Your goal: Hunt for the word "restorm" across the entries below, copying each line that holds it.

Records to process:

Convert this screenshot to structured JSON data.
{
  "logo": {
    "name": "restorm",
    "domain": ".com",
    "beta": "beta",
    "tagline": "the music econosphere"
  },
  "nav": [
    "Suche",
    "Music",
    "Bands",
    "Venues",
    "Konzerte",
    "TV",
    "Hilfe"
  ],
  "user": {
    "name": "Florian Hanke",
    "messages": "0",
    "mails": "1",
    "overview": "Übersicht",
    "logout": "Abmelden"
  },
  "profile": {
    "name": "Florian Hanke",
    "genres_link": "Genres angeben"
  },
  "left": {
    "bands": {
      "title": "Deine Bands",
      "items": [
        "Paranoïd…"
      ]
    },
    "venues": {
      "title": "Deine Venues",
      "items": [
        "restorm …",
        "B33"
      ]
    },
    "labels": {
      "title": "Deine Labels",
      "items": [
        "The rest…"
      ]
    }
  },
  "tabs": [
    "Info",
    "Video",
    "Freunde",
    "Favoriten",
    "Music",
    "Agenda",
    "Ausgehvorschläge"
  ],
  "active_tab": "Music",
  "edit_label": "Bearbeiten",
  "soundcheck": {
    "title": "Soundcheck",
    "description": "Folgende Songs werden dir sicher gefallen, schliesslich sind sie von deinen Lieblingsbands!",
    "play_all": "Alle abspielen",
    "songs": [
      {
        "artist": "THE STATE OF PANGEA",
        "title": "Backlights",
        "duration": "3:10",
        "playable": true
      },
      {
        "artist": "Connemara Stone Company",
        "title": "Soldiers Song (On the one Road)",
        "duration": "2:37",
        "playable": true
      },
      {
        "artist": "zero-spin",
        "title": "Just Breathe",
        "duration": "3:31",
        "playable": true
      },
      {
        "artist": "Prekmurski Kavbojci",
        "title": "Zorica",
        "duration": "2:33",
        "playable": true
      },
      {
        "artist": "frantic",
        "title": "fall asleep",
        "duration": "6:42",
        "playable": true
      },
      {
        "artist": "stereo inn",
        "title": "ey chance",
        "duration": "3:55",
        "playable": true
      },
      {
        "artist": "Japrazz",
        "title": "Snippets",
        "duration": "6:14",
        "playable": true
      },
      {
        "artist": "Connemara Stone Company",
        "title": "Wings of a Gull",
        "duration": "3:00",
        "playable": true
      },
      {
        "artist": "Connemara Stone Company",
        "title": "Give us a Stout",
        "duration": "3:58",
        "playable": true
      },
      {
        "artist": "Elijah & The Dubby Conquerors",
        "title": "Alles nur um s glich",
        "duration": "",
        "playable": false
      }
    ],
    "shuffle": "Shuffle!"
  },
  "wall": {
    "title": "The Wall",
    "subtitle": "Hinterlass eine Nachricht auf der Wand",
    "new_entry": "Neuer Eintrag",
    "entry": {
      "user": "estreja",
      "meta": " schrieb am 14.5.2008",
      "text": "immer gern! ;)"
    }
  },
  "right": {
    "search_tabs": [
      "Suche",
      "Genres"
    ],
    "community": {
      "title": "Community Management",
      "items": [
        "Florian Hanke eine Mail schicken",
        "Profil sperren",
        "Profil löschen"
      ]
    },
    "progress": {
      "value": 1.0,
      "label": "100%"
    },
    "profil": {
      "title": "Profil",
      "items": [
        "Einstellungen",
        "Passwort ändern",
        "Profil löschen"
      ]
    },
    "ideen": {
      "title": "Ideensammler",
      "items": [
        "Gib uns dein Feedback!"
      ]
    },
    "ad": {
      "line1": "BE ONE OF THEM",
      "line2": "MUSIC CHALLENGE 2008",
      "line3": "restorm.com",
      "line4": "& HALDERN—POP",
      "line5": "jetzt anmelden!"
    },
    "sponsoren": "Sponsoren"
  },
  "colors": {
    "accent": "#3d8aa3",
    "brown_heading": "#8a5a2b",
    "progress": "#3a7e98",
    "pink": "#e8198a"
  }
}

Reply to the task:
    "name": "restorm",
        "restorm …",
      "line3": "restorm.com",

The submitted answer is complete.